Exercise details —
Identify the lines holding "airbagy" and copy them.

▬▬▬▬▬▬

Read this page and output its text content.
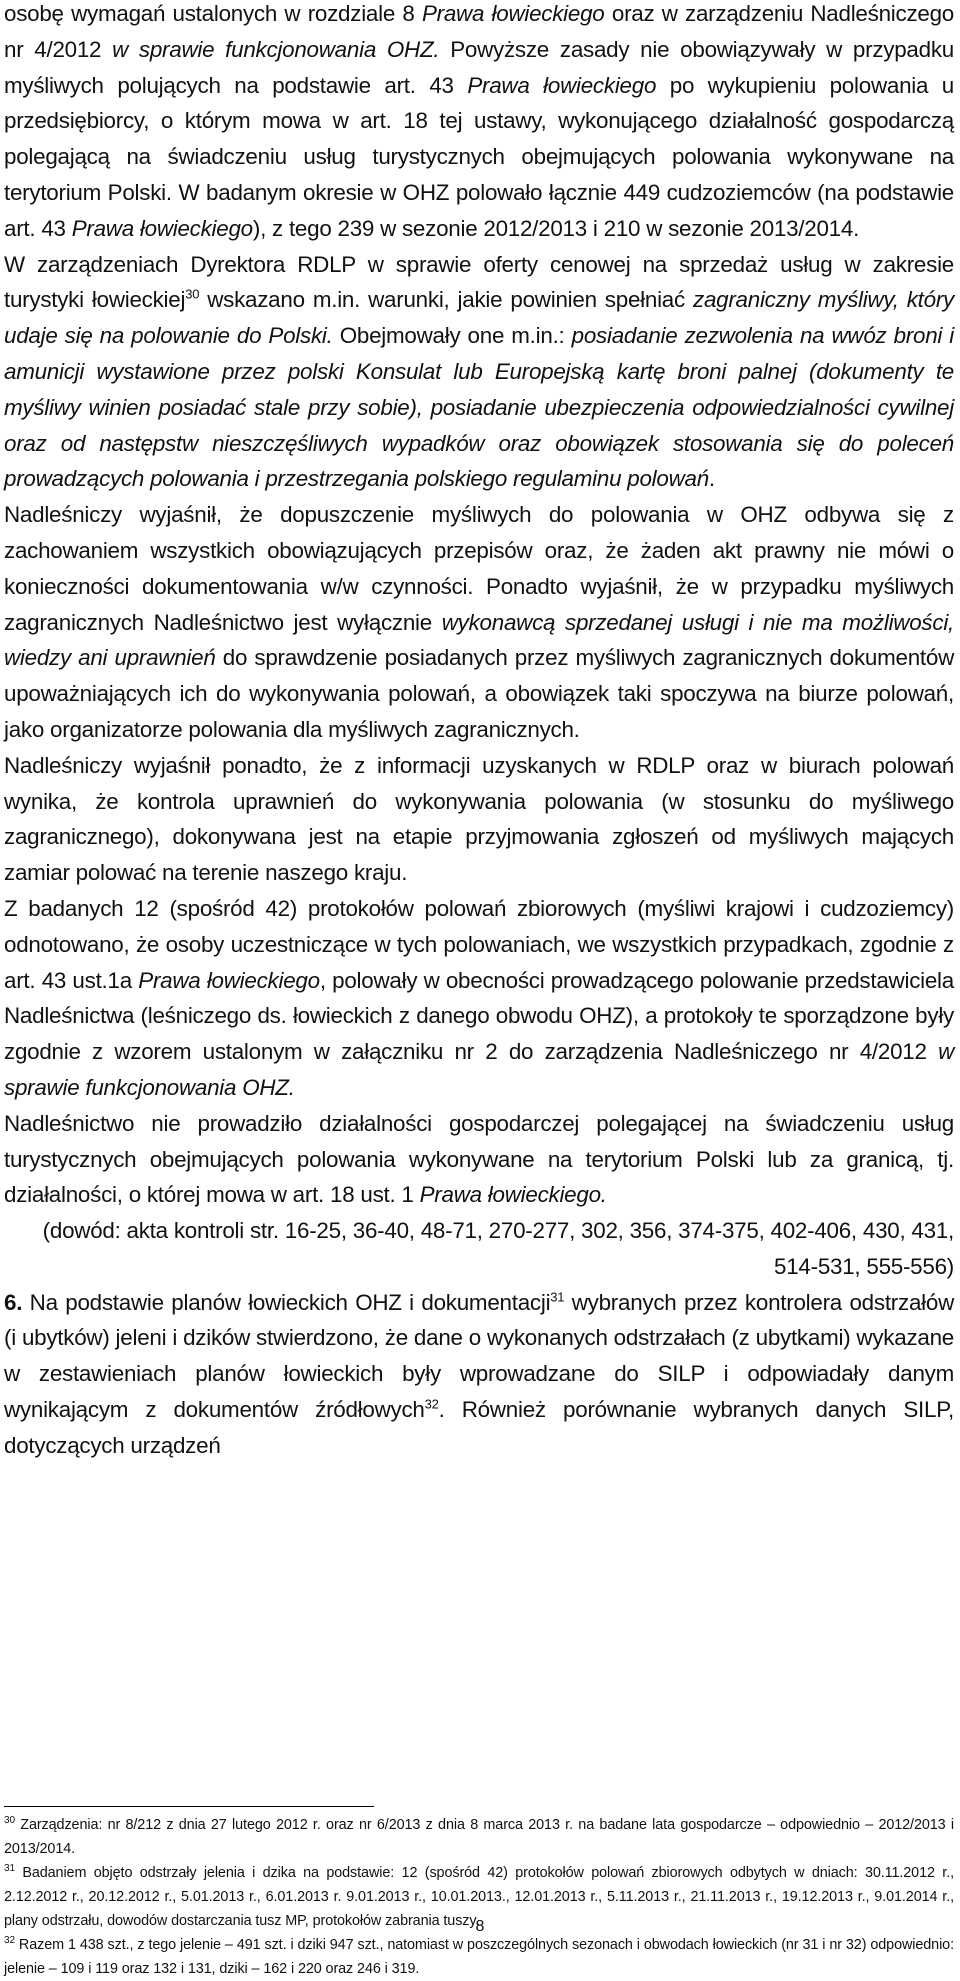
osobę wymagań ustalonych w rozdziale 8 Prawa łowieckiego oraz w zarządzeniu Nadleśniczego nr 4/2012 w sprawie funkcjonowania OHZ. Powyższe zasady nie obowiązywały w przypadku myśliwych polujących na podstawie art. 43 Prawa łowieckiego po wykupieniu polowania u przedsiębiorcy, o którym mowa w art. 18 tej ustawy, wykonującego działalność gospodarczą polegającą na świadczeniu usług turystycznych obejmujących polowania wykonywane na terytorium Polski. W badanym okresie w OHZ polowało łącznie 449 cudzoziemców (na podstawie art. 43 Prawa łowieckiego), z tego 239 w sezonie 2012/2013 i 210 w sezonie 2013/2014.

W zarządzeniach Dyrektora RDLP w sprawie oferty cenowej na sprzedaż usług w zakresie turystyki łowieckiej$^{30}$ wskazano m.in. warunki, jakie powinien spełniać zagraniczny myśliwy, który udaje się na polowanie do Polski. Obejmowały one m.in.: posiadanie zezwolenia na wwóz broni i amunicji wystawione przez polski Konsulat lub Europejską kartę broni palnej (dokumenty te myśliwy winien posiadać stale przy sobie), posiadanie ubezpieczenia odpowiedzialności cywilnej oraz od następstw nieszczęśliwych wypadków oraz obowiązek stosowania się do poleceń prowadzących polowania i przestrzegania polskiego regulaminu polowań.

Nadleśniczy wyjaśnił, że dopuszczenie myśliwych do polowania w OHZ odbywa się z zachowaniem wszystkich obowiązujących przepisów oraz, że żaden akt prawny nie mówi o konieczności dokumentowania w/w czynności. Ponadto wyjaśnił, że w przypadku myśliwych zagranicznych Nadleśnictwo jest wyłącznie wykonawcą sprzedanej usługi i nie ma możliwości, wiedzy ani uprawnień do sprawdzenie posiadanych przez myśliwych zagranicznych dokumentów upoważniających ich do wykonywania polowań, a obowiązek taki spoczywa na biurze polowań, jako organizatorze polowania dla myśliwych zagranicznych.

Nadleśniczy wyjaśnił ponadto, że z informacji uzyskanych w RDLP oraz w biurach polowań wynika, że kontrola uprawnień do wykonywania polowania (w stosunku do myśliwego zagranicznego), dokonywana jest na etapie przyjmowania zgłoszeń od myśliwych mających zamiar polować na terenie naszego kraju.

Z badanych 12 (spośród 42) protokołów polowań zbiorowych (myśliwi krajowi i cudzoziemcy) odnotowano, że osoby uczestniczące w tych polowaniach, we wszystkich przypadkach, zgodnie z art. 43 ust.1a Prawa łowieckiego, polowały w obecności prowadzącego polowanie przedstawiciela Nadleśnictwa (leśniczego ds. łowieckich z danego obwodu OHZ), a protokoły te sporządzone były zgodnie z wzorem ustalonym w załączniku nr 2 do zarządzenia Nadleśniczego nr 4/2012 w sprawie funkcjonowania OHZ.

Nadleśnictwo nie prowadziło działalności gospodarczej polegającej na świadczeniu usług turystycznych obejmujących polowania wykonywane na terytorium Polski lub za granicą, tj. działalności, o której mowa w art. 18 ust. 1 Prawa łowieckiego.

(dowód: akta kontroli str. 16-25, 36-40, 48-71, 270-277, 302, 356, 374-375, 402-406, 430, 431, 514-531, 555-556)

6. Na podstawie planów łowieckich OHZ i dokumentacji$^{31}$ wybranych przez kontrolera odstrzałów (i ubytków) jeleni i dzików stwierdzono, że dane o wykonanych odstrzałach (z ubytkami) wykazane w zestawieniach planów łowieckich były wprowadzane do SILP i odpowiadały danym wynikającym z dokumentów źródłowych$^{32}$. Również porównanie wybranych danych SILP, dotyczących urządzeń

$^{30}$ Zarządzenia: nr 8/212 z dnia 27 lutego 2012 r. oraz nr 6/2013 z dnia 8 marca 2013 r. na badane lata gospodarcze – odpowiednio – 2012/2013 i 2013/2014.

$^{31}$ Badaniem objęto odstrzały jelenia i dzika na podstawie: 12 (spośród 42) protokołów polowań zbiorowych odbytych w dniach: 30.11.2012 r., 2.12.2012 r., 20.12.2012 r., 5.01.2013 r., 6.01.2013 r. 9.01.2013 r., 10.01.2013., 12.01.2013 r., 5.11.2013 r., 21.11.2013 r., 19.12.2013 r., 9.01.2014 r., plany odstrzału, dowodów dostarczania tusz MP, protokołów zabrania tuszy.

$^{32}$ Razem 1 438 szt., z tego jelenie – 491 szt. i dziki 947 szt., natomiast w poszczególnych sezonach i obwodach łowieckich (nr 31 i nr 32) odpowiednio: jelenie – 109 i 119 oraz 132 i 131, dziki – 162 i 220 oraz 246 i 319.

8
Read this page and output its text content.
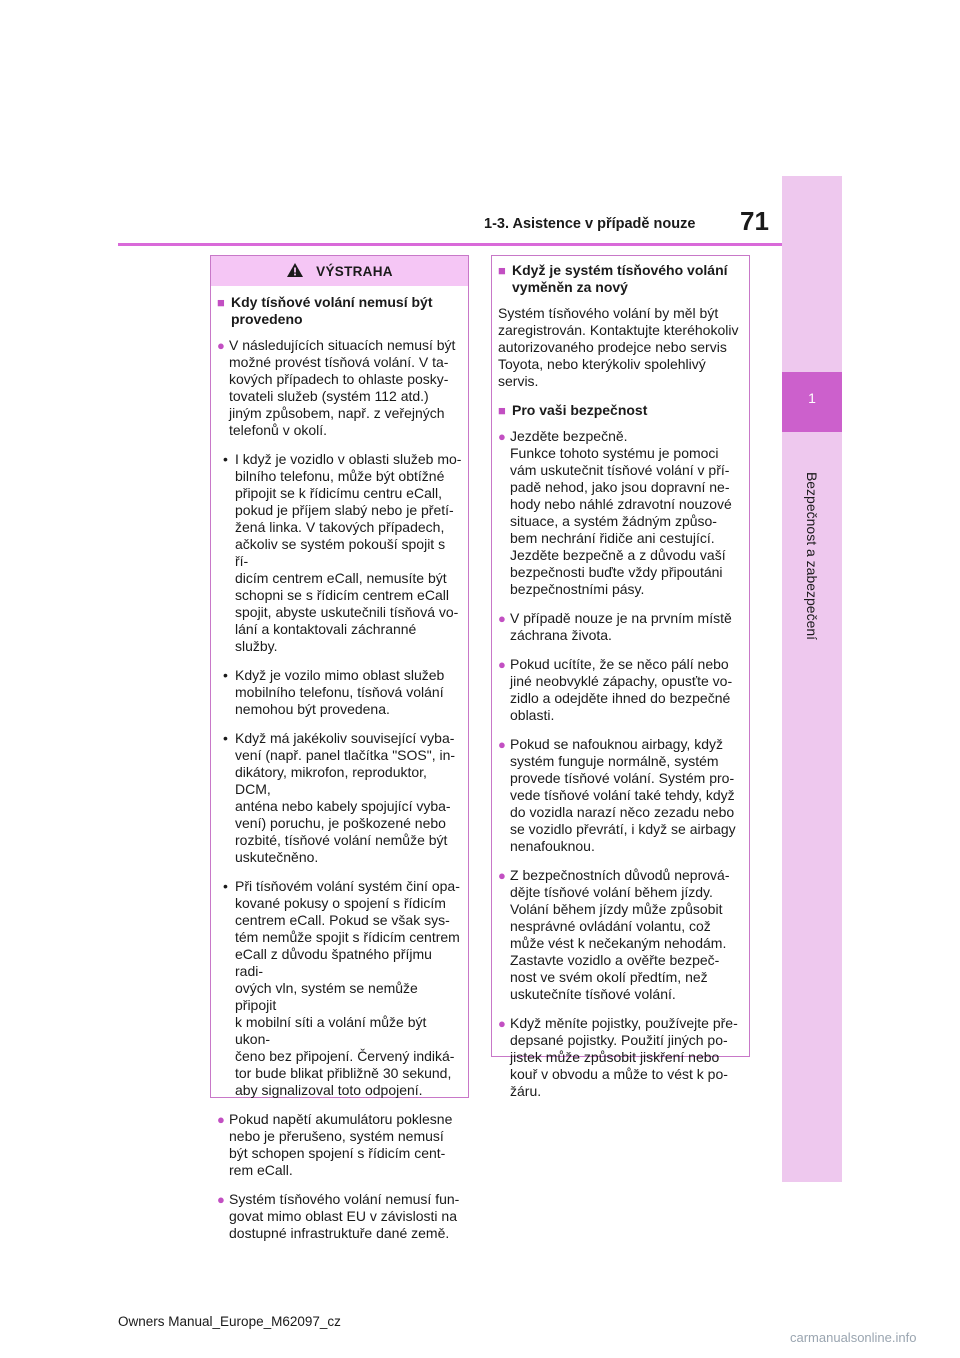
1-3. Asistence v případě nouze 71
1
Bezpečnost a zabezpečení
VÝSTRAHA
■ Kdy tísňové volání nemusí být provedeno
● V následujících situacích nemusí být
možné provést tísňová volání. V ta-
kových případech to ohlaste posky-
tovateli služeb (systém 112 atd.)
jiným způsobem, např. z veřejných
telefonů v okolí.
• I když je vozidlo v oblasti služeb mo-
bilního telefonu, může být obtížné
připojit se k řídicímu centru eCall,
pokud je příjem slabý nebo je přetí-
žená linka. V takových případech,
ačkoliv se systém pokouší spojit s ří-
dicím centrem eCall, nemusíte být
schopni se s řídicím centrem eCall
spojit, abyste uskutečnili tísňová vo-
lání a kontaktovali záchranné služby.
• Když je vozilo mimo oblast služeb
mobilního telefonu, tísňová volání
nemohou být provedena.
• Když má jakékoliv související vyba-
vení (např. panel tlačítka "SOS", in-
dikátory, mikrofon, reproduktor, DCM,
anténa nebo kabely spojující vyba-
vení) poruchu, je poškozené nebo
rozbité, tísňové volání nemůže být
uskutečněno.
• Při tísňovém volání systém činí opa-
kované pokusy o spojení s řídicím
centrem eCall. Pokud se však sys-
tém nemůže spojit s řídicím centrem
eCall z důvodu špatného příjmu radi-
ových vln, systém se nemůže připojit
k mobilní síti a volání může být ukon-
čeno bez připojení. Červený indiká-
tor bude blikat přibližně 30 sekund,
aby signalizoval toto odpojení.
● Pokud napětí akumulátoru poklesne
nebo je přerušeno, systém nemusí
být schopen spojení s řídicím cent-
rem eCall.
● Systém tísňového volání nemusí fun-
govat mimo oblast EU v závislosti na
dostupné infrastruktuře dané země.
■ Když je systém tísňového volání
vyměněn za nový
Systém tísňového volání by měl být
zaregistrován. Kontaktujte kteréhokoliv
autorizovaného prodejce nebo servis
Toyota, nebo kterýkoliv spolehlivý
servis.
■ Pro vaši bezpečnost
● Jezděte bezpečně.
Funkce tohoto systému je pomoci
vám uskutečnit tísňové volání v pří-
padě nehod, jako jsou dopravní ne-
hody nebo náhlé zdravotní nouzové
situace, a systém žádným způso-
bem nechrání řidiče ani cestující.
Jezděte bezpečně a z důvodu vaší
bezpečnosti buďte vždy připoutáni
bezpečnostními pásy.
● V případě nouze je na prvním místě
záchrana života.
● Pokud ucítíte, že se něco pálí nebo
jiné neobvyklé zápachy, opusťte vo-
zidlo a odejděte ihned do bezpečné
oblasti.
● Pokud se nafouknou airbagy, když
systém funguje normálně, systém
provede tísňové volání. Systém pro-
vede tísňové volání také tehdy, když
do vozidla narazí něco zezadu nebo
se vozidlo převrátí, i když se airbagy
nenafouknou.
● Z bezpečnostních důvodů neprová-
dějte tísňové volání během jízdy.
Volání během jízdy může způsobit
nesprávné ovládání volantu, což
může vést k nečekaným nehodám.
Zastavte vozidlo a ověřte bezpeč-
nost ve svém okolí předtím, než
uskutečníte tísňové volání.
● Když měníte pojistky, používejte pře-
depsané pojistky. Použití jiných po-
jistek může způsobit jiskření nebo
kouř v obvodu a může to vést k po-
žáru.
Owners Manual_Europe_M62097_cz
carmanualsonline.info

▬▬▬▬▬▬

Answer to this problem —
● Pokud se nafouknou airbagy, když
se vozidlo převrátí, i když se airbagy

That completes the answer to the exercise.